'''
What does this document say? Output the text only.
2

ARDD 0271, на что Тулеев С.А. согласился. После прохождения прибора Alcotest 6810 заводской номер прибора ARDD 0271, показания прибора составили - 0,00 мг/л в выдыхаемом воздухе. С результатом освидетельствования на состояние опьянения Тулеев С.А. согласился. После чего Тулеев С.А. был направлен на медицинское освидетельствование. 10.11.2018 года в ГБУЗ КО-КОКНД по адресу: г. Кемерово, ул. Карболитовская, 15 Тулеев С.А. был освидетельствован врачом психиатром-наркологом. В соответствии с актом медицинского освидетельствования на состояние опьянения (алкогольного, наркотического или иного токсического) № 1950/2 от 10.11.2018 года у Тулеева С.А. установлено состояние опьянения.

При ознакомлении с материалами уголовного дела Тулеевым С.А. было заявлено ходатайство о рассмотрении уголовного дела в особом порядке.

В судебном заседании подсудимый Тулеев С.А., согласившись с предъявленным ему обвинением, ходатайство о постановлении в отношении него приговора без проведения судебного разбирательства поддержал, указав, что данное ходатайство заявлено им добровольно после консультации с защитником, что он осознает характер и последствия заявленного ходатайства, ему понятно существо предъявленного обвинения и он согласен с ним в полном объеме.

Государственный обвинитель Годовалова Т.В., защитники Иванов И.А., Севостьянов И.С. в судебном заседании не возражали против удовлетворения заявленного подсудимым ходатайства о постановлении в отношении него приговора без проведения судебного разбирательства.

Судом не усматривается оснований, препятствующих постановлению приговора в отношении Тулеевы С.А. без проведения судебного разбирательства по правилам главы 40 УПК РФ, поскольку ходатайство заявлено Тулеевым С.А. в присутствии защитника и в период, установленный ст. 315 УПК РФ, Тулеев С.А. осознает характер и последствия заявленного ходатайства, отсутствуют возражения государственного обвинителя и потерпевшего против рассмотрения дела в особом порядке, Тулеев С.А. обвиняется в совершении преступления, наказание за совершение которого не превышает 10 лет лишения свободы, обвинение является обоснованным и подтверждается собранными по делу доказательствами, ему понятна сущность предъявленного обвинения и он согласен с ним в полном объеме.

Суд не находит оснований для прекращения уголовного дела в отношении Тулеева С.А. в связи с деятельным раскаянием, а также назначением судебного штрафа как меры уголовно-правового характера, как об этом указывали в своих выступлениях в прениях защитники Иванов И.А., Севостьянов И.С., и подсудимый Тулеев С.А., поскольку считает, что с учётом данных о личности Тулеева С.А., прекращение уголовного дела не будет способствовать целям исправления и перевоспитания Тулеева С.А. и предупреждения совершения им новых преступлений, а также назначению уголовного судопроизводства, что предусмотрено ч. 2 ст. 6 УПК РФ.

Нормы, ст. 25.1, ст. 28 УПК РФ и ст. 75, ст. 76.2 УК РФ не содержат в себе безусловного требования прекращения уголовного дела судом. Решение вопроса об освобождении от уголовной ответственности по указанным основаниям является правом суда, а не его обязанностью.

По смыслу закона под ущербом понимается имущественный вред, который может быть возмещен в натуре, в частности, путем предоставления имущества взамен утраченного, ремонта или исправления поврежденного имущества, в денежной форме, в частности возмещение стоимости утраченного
'''
SHORT PROBLEM> State how many lines of the records above contain the word "против", giving only that number.

ANSWER> 2